» **THE REQUEST**: Show every line below where "нагревательную" can be found.

» **PROVIDED RECORDS**:
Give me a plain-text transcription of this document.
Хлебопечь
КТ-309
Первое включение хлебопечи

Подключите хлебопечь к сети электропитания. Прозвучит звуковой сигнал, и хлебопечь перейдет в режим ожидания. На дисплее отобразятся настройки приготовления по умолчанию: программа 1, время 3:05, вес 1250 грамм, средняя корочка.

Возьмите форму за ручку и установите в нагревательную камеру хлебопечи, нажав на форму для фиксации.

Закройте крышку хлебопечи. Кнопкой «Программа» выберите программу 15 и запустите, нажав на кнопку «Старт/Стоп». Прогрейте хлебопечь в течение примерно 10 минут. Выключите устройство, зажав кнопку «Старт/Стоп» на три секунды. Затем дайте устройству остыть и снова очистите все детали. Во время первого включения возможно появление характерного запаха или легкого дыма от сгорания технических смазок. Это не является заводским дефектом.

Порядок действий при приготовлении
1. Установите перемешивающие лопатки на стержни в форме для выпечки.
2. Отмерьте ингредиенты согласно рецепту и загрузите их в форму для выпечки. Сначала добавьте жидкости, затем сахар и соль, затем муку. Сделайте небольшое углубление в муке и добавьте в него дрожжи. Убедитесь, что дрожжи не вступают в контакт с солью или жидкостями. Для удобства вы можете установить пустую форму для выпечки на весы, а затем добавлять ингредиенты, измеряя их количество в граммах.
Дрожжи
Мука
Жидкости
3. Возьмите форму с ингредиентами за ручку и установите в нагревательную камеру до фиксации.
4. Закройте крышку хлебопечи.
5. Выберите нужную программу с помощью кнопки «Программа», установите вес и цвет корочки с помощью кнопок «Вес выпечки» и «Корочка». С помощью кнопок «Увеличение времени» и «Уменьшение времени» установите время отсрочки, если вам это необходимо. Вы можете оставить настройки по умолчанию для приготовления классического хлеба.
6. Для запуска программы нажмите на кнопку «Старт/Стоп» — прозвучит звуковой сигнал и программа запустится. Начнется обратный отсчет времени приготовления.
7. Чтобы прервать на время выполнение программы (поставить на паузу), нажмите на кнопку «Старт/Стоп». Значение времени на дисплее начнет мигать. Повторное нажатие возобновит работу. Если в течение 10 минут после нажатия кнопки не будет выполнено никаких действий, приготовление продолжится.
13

» **EXPECTED ANSWER**:
Возьмите форму за ручку и установите в нагревательную камеру хлебопечи, нажав на форму для фиксации.
3. Возьмите форму с ингредиентами за ручку и установите в нагревательную камеру до фиксации.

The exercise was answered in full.